## [Selected passage]
Bob- I'm thinking maybe Terrence meant "one player per part".

But a great show all the same. What a range of styles and instruments included. I'm going to have to hunt down the music (as well as a bandoneon player!) for that piece by Dino Saluzzi.

Any show that manages to bring together Mozart, a sitar, a jazz group, an accordion, and a flugelhorn under one umbrella is simply amazing.

Jul. 26 2011 04:12 PM
gina ballinger from Graz, Austria

i have played this evenings music so often! my "chamber music" expression is to be seen on my website and thats where i listen to WQXR the most. thank you : )

Apr. 08 2011 02:33 AM
Michael Meltzer

In my list of 19th-century orchestral transcriptions, I omitted the large number of 1-piano, 4-hand arrangements that were very popular. Most of them went out of print in the 1920's as the recording industry took off, but the Beethoven Symphonies still remain in a few editions as great 4-hand favorites.

## [Given request 1]
In the bounding box entries, copy each line without any change, from the line containing "data-point-marker xyxy=(437,110,446,119)" through the line containing "data-point-marker xyxy=(290,167,300,176)", including both of those lines.

(Bounding box entries)

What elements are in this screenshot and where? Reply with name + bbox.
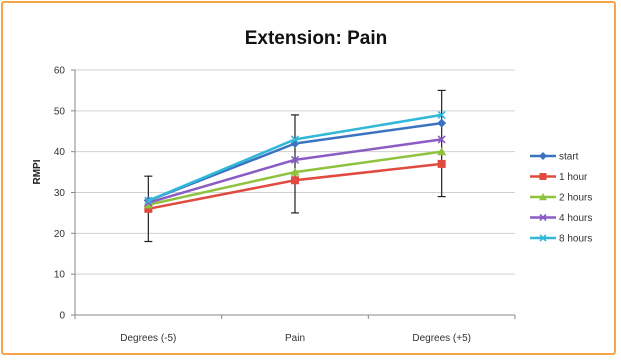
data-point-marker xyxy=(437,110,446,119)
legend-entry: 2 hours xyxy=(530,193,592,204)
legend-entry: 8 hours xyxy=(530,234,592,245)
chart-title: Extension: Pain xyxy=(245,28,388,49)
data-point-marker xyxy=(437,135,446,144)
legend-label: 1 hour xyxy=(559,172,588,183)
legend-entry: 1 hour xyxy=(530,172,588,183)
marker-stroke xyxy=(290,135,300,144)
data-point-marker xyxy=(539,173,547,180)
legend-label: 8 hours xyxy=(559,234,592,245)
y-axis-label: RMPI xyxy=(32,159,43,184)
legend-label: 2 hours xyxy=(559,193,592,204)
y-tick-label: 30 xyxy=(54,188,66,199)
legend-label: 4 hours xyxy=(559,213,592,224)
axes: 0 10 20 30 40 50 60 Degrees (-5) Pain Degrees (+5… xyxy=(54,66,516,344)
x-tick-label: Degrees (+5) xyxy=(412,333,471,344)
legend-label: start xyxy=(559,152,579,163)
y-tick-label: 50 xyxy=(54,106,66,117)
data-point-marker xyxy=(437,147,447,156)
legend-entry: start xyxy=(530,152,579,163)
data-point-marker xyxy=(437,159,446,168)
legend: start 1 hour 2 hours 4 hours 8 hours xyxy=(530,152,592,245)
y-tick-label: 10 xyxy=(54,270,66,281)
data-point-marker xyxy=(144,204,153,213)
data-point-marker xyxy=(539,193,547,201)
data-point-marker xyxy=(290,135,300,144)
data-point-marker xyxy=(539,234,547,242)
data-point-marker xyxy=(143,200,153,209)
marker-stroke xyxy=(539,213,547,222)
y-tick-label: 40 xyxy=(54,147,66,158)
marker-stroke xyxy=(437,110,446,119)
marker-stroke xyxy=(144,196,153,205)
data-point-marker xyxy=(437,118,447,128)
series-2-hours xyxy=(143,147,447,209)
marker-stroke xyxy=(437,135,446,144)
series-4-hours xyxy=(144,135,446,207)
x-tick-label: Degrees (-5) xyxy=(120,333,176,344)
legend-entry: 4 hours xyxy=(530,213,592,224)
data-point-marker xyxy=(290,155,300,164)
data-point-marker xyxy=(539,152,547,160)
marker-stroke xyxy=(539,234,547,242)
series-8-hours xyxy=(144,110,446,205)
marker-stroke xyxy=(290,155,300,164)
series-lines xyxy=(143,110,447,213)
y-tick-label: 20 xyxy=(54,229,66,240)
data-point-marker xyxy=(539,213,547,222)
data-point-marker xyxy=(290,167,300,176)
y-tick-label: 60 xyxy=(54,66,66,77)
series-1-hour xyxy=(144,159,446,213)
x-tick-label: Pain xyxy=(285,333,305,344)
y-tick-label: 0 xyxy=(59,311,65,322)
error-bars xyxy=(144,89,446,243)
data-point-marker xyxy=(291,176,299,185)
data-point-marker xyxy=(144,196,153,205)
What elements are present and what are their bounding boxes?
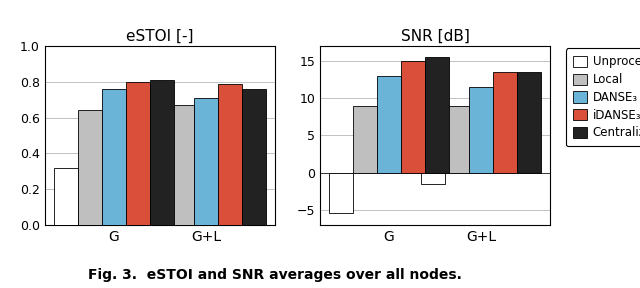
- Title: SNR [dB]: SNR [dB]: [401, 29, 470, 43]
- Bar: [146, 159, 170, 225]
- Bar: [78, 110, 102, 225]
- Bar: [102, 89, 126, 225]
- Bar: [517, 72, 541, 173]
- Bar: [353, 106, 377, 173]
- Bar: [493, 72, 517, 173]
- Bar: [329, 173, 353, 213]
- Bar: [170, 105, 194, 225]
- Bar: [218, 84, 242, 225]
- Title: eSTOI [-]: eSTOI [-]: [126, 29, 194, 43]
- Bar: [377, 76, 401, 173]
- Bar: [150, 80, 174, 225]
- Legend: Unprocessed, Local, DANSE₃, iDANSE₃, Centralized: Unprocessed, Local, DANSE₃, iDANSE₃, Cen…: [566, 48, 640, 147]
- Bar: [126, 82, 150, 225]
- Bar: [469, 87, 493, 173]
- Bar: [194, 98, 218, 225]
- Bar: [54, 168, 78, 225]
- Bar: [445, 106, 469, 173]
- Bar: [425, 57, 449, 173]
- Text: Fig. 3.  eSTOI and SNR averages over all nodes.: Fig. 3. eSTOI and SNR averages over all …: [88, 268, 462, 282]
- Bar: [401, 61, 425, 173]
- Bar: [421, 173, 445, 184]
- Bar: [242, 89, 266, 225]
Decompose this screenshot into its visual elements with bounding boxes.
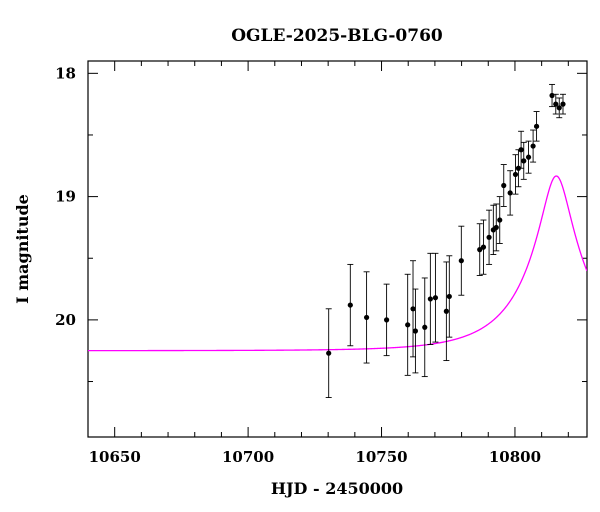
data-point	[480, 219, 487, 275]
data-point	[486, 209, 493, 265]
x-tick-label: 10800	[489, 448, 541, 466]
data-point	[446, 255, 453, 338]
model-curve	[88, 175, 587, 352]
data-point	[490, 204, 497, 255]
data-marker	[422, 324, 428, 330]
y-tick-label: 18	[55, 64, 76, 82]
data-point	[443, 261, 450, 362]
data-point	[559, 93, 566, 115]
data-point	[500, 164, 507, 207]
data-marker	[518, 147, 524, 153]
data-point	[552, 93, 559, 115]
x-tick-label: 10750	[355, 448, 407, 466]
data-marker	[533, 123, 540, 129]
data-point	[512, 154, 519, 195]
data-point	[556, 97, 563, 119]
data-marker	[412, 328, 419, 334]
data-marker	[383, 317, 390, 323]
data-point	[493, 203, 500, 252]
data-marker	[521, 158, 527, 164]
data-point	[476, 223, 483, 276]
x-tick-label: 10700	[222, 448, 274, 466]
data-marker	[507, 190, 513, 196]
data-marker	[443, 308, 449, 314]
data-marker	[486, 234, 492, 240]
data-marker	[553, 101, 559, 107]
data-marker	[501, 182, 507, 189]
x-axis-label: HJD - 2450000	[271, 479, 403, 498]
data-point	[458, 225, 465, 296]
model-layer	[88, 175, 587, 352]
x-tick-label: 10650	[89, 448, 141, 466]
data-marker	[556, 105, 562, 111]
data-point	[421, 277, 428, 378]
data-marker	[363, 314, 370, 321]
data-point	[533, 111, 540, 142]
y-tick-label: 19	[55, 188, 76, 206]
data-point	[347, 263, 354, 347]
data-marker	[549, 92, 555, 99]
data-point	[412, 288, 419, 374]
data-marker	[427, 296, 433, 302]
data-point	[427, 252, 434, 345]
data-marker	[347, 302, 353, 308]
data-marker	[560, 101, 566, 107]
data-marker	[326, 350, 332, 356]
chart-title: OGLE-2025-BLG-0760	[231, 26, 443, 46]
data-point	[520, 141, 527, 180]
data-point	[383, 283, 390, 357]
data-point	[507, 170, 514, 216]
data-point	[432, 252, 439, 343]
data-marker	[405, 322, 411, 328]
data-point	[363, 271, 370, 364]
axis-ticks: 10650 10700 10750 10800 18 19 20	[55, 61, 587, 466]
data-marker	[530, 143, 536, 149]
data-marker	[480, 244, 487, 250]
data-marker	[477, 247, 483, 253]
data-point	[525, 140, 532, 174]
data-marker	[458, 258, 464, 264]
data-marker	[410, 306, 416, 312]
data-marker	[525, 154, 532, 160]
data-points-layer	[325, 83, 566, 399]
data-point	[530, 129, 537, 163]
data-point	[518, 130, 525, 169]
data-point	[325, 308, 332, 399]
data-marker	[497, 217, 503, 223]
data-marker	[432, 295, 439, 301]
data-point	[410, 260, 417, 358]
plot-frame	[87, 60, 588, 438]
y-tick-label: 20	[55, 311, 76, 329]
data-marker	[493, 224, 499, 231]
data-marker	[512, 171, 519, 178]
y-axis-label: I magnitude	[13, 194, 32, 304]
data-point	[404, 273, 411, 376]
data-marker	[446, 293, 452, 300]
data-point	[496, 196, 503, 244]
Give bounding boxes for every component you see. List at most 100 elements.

## [Given request 2]
Answer these questions using the listener comments:
(a) Whose piece does the first commenter plan to hunt down the music for?
(b) Where is gina ballinger from?
(c) What kind of arrangements did Michael Meltzer leave out of his list of 19th-century orchestral transcriptions?

## [Problem solution 1]
data-point-marker xyxy=(437,110,446,119)
legend-entry: 2 hours xyxy=(530,193,592,204)
legend-entry: 8 hours xyxy=(530,234,592,245)
chart-title: Extension: Pain xyxy=(245,28,388,49)
data-point-marker xyxy=(437,135,446,144)
legend-label: 1 hour xyxy=(559,172,588,183)
legend-entry: 1 hour xyxy=(530,172,588,183)
marker-stroke xyxy=(290,135,300,144)
data-point-marker xyxy=(539,173,547,180)
legend-label: 8 hours xyxy=(559,234,592,245)
y-axis-label: RMPI xyxy=(32,159,43,184)
legend-label: 2 hours xyxy=(559,193,592,204)
y-tick-label: 30 xyxy=(54,188,66,199)
legend-label: 4 hours xyxy=(559,213,592,224)
axes: 0 10 20 30 40 50 60 Degrees (-5) Pain Degrees (+5… xyxy=(54,66,516,344)
x-tick-label: Degrees (+5) xyxy=(412,333,471,344)
legend-label: start xyxy=(559,152,579,163)
y-tick-label: 50 xyxy=(54,106,66,117)
data-point-marker xyxy=(437,147,447,156)
legend-entry: start xyxy=(530,152,579,163)
data-point-marker xyxy=(437,159,446,168)
legend: start 1 hour 2 hours 4 hours 8 hours xyxy=(530,152,592,245)
y-tick-label: 10 xyxy=(54,270,66,281)
data-point-marker xyxy=(144,204,153,213)
data-point-marker xyxy=(539,193,547,201)
data-point-marker xyxy=(290,135,300,144)
data-point-marker xyxy=(539,234,547,242)
data-point-marker xyxy=(143,200,153,209)
marker-stroke xyxy=(539,213,547,222)
y-tick-label: 40 xyxy=(54,147,66,158)
marker-stroke xyxy=(437,110,446,119)
marker-stroke xyxy=(144,196,153,205)
data-point-marker xyxy=(437,118,447,128)
series-2-hours xyxy=(143,147,447,209)
marker-stroke xyxy=(437,135,446,144)
series-4-hours xyxy=(144,135,446,207)
x-tick-label: Degrees (-5) xyxy=(120,333,176,344)
legend-entry: 4 hours xyxy=(530,213,592,224)
data-point-marker xyxy=(290,155,300,164)
data-point-marker xyxy=(539,152,547,160)
marker-stroke xyxy=(539,234,547,242)
series-8-hours xyxy=(144,110,446,205)
marker-stroke xyxy=(290,155,300,164)
series-lines xyxy=(143,110,447,213)
y-tick-label: 20 xyxy=(54,229,66,240)
data-point-marker xyxy=(539,213,547,222)
data-point-marker xyxy=(290,167,300,176)

## [Problem solution 2]
(a) Dino Saluzzi
(b) Graz, Austria
(c) 1-piano, 4-hand arrangements